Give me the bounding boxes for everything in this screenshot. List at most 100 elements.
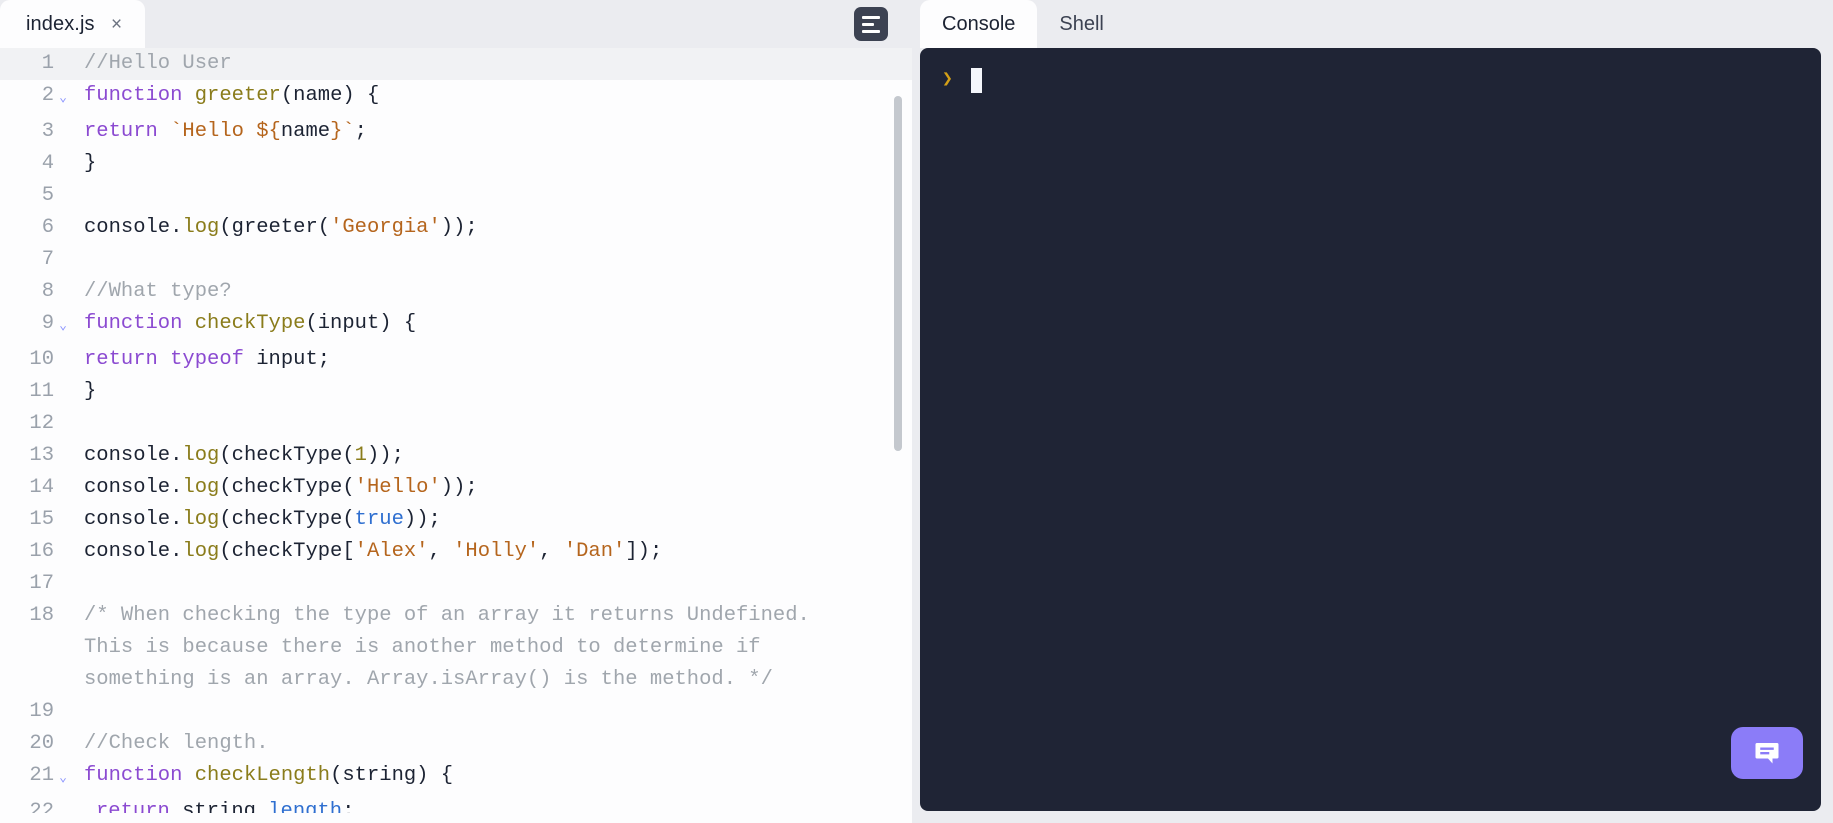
line-number: 9	[41, 312, 54, 335]
code-line-text: console.log(checkType(1));	[72, 440, 912, 472]
editor-scrollbar-thumb[interactable]	[894, 96, 902, 451]
format-lines-icon[interactable]	[854, 7, 888, 41]
code-line[interactable]: 9 ⌄ function checkType(input) {	[0, 308, 912, 344]
token-punct: .	[170, 216, 183, 239]
token-plain: input	[243, 348, 318, 371]
token-num: 1	[354, 444, 367, 467]
token-punct: ));	[440, 216, 478, 239]
token-punct: ));	[366, 444, 404, 467]
token-comment: //Check length.	[84, 732, 269, 755]
editor-body[interactable]: 1//Hello User 2 ⌄ function greeter(name) {3…	[0, 48, 912, 823]
code-line-text: function checkType(input) {	[72, 308, 912, 340]
code-line[interactable]: 2 ⌄ function greeter(name) {	[0, 80, 912, 116]
code-line-text: //Check length.	[72, 728, 912, 760]
token-punct: .	[170, 476, 183, 499]
token-plain: console	[84, 508, 171, 531]
code-line[interactable]: 5	[0, 180, 912, 212]
line-number: 8	[41, 280, 54, 303]
code-line-text: function checkLength(string) {	[72, 760, 912, 792]
token-punct: }	[84, 152, 97, 175]
editor-tab-bar: index.js ×	[0, 0, 912, 48]
code-line[interactable]: 18 /* When checking the type of an array …	[0, 600, 912, 696]
line-number: 18	[29, 604, 54, 627]
token-string: }`	[330, 120, 355, 143]
console-input-row[interactable]: ❯	[942, 66, 1821, 94]
code-line[interactable]: 12	[0, 408, 912, 440]
code-line[interactable]: 4}	[0, 148, 912, 180]
code-line[interactable]: 11}	[0, 376, 912, 408]
code-line[interactable]: 21 ⌄ function checkLength(string) {	[0, 760, 912, 796]
code-line[interactable]: 3 return `Hello ${name}`;	[0, 116, 912, 148]
editor-horizontal-scrollbar[interactable]	[0, 813, 912, 823]
line-number: 19	[29, 700, 54, 723]
token-keyword: return	[84, 348, 158, 371]
line-number: 13	[29, 444, 54, 467]
tab-console[interactable]: Console	[920, 0, 1038, 48]
code-line[interactable]: 6 console.log(greeter('Georgia'));	[0, 212, 912, 244]
chevron-down-icon[interactable]: ⌄	[54, 308, 72, 344]
token-comment: //What type?	[84, 280, 232, 303]
token-punct: }	[84, 380, 97, 403]
chevron-down-icon[interactable]: ⌄	[54, 80, 72, 116]
code-line-text: return `Hello ${name}`;	[72, 116, 912, 148]
line-number: 15	[29, 508, 54, 531]
token-punct: (input) {	[305, 312, 417, 335]
console-tab-bar: Console Shell	[920, 0, 1833, 48]
replit-workspace: index.js × 1//Hello User 2 ⌄ function greet…	[0, 0, 1833, 823]
code-line[interactable]: 14 console.log(checkType('Hello'));	[0, 472, 912, 504]
line-number: 4	[41, 152, 54, 175]
editor-tab-index-js[interactable]: index.js ×	[0, 0, 145, 48]
tab-bar-spacer	[145, 0, 854, 48]
code-line[interactable]: 20 //Check length.	[0, 728, 912, 760]
line-number: 11	[29, 380, 54, 403]
pane-splitter[interactable]	[912, 0, 920, 823]
token-punct: (greeter(	[219, 216, 331, 239]
token-punct: (string) {	[330, 764, 454, 787]
code-line[interactable]: 7	[0, 244, 912, 276]
prompt-chevron-icon: ❯	[942, 70, 953, 90]
token-method: log	[182, 508, 220, 531]
token-method: log	[182, 216, 220, 239]
code-line[interactable]: 16 console.log(checkType['Alex', 'Holly',…	[0, 536, 912, 568]
line-number: 12	[29, 412, 54, 435]
token-punct: ]);	[625, 540, 663, 563]
token-func: checkType	[194, 312, 306, 335]
line-number: 17	[29, 572, 54, 595]
token-method: log	[182, 540, 220, 563]
code-line-text: }	[72, 376, 912, 408]
tab-shell[interactable]: Shell	[1037, 0, 1125, 48]
code-line[interactable]: 1 //Hello User	[0, 48, 912, 80]
editor-pane: index.js × 1//Hello User 2 ⌄ function greet…	[0, 0, 912, 823]
line-number: 7	[41, 248, 54, 271]
code-area[interactable]: 1//Hello User 2 ⌄ function greeter(name) {3…	[0, 48, 912, 823]
chat-bubble-button[interactable]	[1731, 727, 1803, 779]
close-icon[interactable]: ×	[109, 15, 125, 34]
token-punct: ;	[354, 120, 367, 143]
token-plain: name	[280, 120, 331, 143]
code-line[interactable]: 10 return typeof input;	[0, 344, 912, 376]
code-line[interactable]: 8 //What type?	[0, 276, 912, 308]
code-line[interactable]: 17	[0, 568, 912, 600]
token-punct: ,	[539, 540, 564, 563]
chevron-down-icon[interactable]: ⌄	[54, 760, 72, 796]
token-method: log	[182, 476, 220, 499]
code-line[interactable]: 19	[0, 696, 912, 728]
console-output-surface[interactable]: ❯	[920, 48, 1821, 811]
line-number: 16	[29, 540, 54, 563]
line-number: 6	[41, 216, 54, 239]
code-line[interactable]: 13 console.log(checkType(1));	[0, 440, 912, 472]
token-punct: ;	[317, 348, 331, 371]
token-comment: /* When checking the type of an array it…	[84, 604, 810, 691]
chat-bubble-icon	[1755, 743, 1779, 764]
token-punct: .	[170, 508, 183, 531]
token-string: 'Hello'	[354, 476, 441, 499]
line-number: 5	[41, 184, 54, 207]
code-line[interactable]: 15 console.log(checkType(true));	[0, 504, 912, 536]
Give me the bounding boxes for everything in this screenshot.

*-*-*

* WHAT NEEDS TO BE DONE: Copy out the items above word for word, without the pictures.

* RESULT OF THE TASK:
Give me the bounding boxes for everything in this screenshot. List at most 100 elements.
line-number: 9	[41, 312, 54, 335]
code-line-text: console.log(checkType(1));	[72, 440, 912, 472]
editor-scrollbar-thumb[interactable]	[894, 96, 902, 451]
format-lines-icon[interactable]	[854, 7, 888, 41]
code-line[interactable]: 9 ⌄ function checkType(input) {	[0, 308, 912, 344]
token-punct: .	[170, 216, 183, 239]
token-plain: input	[243, 348, 318, 371]
token-num: 1	[354, 444, 367, 467]
token-punct: ));	[440, 216, 478, 239]
token-punct: ));	[366, 444, 404, 467]
token-comment: //Check length.	[84, 732, 269, 755]
editor-body[interactable]: 1//Hello User 2 ⌄ function greeter(name) {3…	[0, 48, 912, 823]
code-line-text: function checkType(input) {	[72, 308, 912, 340]
code-line[interactable]: 2 ⌄ function greeter(name) {	[0, 80, 912, 116]
code-line-text: //Check length.	[72, 728, 912, 760]
token-punct: .	[170, 476, 183, 499]
token-plain: console	[84, 508, 171, 531]
code-line[interactable]: 5	[0, 180, 912, 212]
line-number: 8	[41, 280, 54, 303]
code-line-text: function checkLength(string) {	[72, 760, 912, 792]
token-punct: }	[84, 152, 97, 175]
editor-tab-bar: index.js ×	[0, 0, 912, 48]
code-line[interactable]: 18 /* When checking the type of an array …	[0, 600, 912, 696]
line-number: 18	[29, 604, 54, 627]
token-string: }`	[330, 120, 355, 143]
console-input-row[interactable]: ❯	[942, 66, 1821, 94]
code-line[interactable]: 12	[0, 408, 912, 440]
code-line[interactable]: 4}	[0, 148, 912, 180]
code-line[interactable]: 11}	[0, 376, 912, 408]
code-line[interactable]: 21 ⌄ function checkLength(string) {	[0, 760, 912, 796]
code-line[interactable]: 3 return `Hello ${name}`;	[0, 116, 912, 148]
editor-horizontal-scrollbar[interactable]	[0, 813, 912, 823]
line-number: 19	[29, 700, 54, 723]
token-keyword: return	[84, 348, 158, 371]
line-number: 13	[29, 444, 54, 467]
tab-console[interactable]: Console	[920, 0, 1038, 48]
code-line[interactable]: 6 console.log(greeter('Georgia'));	[0, 212, 912, 244]
chevron-down-icon[interactable]: ⌄	[54, 308, 72, 344]
token-comment: //What type?	[84, 280, 232, 303]
token-punct: }	[84, 380, 97, 403]
chevron-down-icon[interactable]: ⌄	[54, 80, 72, 116]
code-line-text: return `Hello ${name}`;	[72, 116, 912, 148]
line-number: 15	[29, 508, 54, 531]
token-punct: (input) {	[305, 312, 417, 335]
console-tab-bar: Console Shell	[920, 0, 1833, 48]
replit-workspace: index.js × 1//Hello User 2 ⌄ function greet…	[0, 0, 1833, 823]
code-line[interactable]: 14 console.log(checkType('Hello'));	[0, 472, 912, 504]
line-number: 4	[41, 152, 54, 175]
editor-tab-index-js[interactable]: index.js ×	[0, 0, 145, 48]
tab-bar-spacer	[145, 0, 854, 48]
code-line[interactable]: 20 //Check length.	[0, 728, 912, 760]
line-number: 11	[29, 380, 54, 403]
pane-splitter[interactable]	[912, 0, 920, 823]
token-punct: (greeter(	[219, 216, 331, 239]
token-punct: (string) {	[330, 764, 454, 787]
code-line[interactable]: 7	[0, 244, 912, 276]
prompt-chevron-icon: ❯	[942, 70, 953, 90]
token-method: log	[182, 508, 220, 531]
token-method: log	[182, 216, 220, 239]
code-line[interactable]: 16 console.log(checkType['Alex', 'Holly',…	[0, 536, 912, 568]
line-number: 12	[29, 412, 54, 435]
token-punct: ]);	[625, 540, 663, 563]
token-func: checkType	[194, 312, 306, 335]
line-number: 17	[29, 572, 54, 595]
token-method: log	[182, 540, 220, 563]
code-line-text: }	[72, 376, 912, 408]
tab-shell[interactable]: Shell	[1037, 0, 1125, 48]
code-line[interactable]: 1 //Hello User	[0, 48, 912, 80]
editor-pane: index.js × 1//Hello User 2 ⌄ function greet…	[0, 0, 912, 823]
line-number: 7	[41, 248, 54, 271]
code-area[interactable]: 1//Hello User 2 ⌄ function greeter(name) {3…	[0, 48, 912, 823]
chat-bubble-button[interactable]	[1731, 727, 1803, 779]
close-icon[interactable]: ×	[109, 15, 125, 34]
token-punct: ;	[354, 120, 367, 143]
token-plain: name	[280, 120, 331, 143]
code-line[interactable]: 10 return typeof input;	[0, 344, 912, 376]
code-line[interactable]: 8 //What type?	[0, 276, 912, 308]
code-line[interactable]: 17	[0, 568, 912, 600]
token-punct: ,	[539, 540, 564, 563]
chevron-down-icon[interactable]: ⌄	[54, 760, 72, 796]
token-method: log	[182, 476, 220, 499]
code-line[interactable]: 19	[0, 696, 912, 728]
console-output-surface[interactable]: ❯	[920, 48, 1821, 811]
line-number: 16	[29, 540, 54, 563]
line-number: 6	[41, 216, 54, 239]
code-line[interactable]: 13 console.log(checkType(1));	[0, 440, 912, 472]
token-punct: ;	[317, 348, 331, 371]
token-comment: /* When checking the type of an array it…	[84, 604, 810, 691]
chat-bubble-icon	[1755, 743, 1779, 764]
token-punct: .	[170, 508, 183, 531]
token-string: 'Hello'	[354, 476, 441, 499]
line-number: 5	[41, 184, 54, 207]
code-line[interactable]: 15 console.log(checkType(true));	[0, 504, 912, 536]
Give me the bounding boxes for everything in this screenshot.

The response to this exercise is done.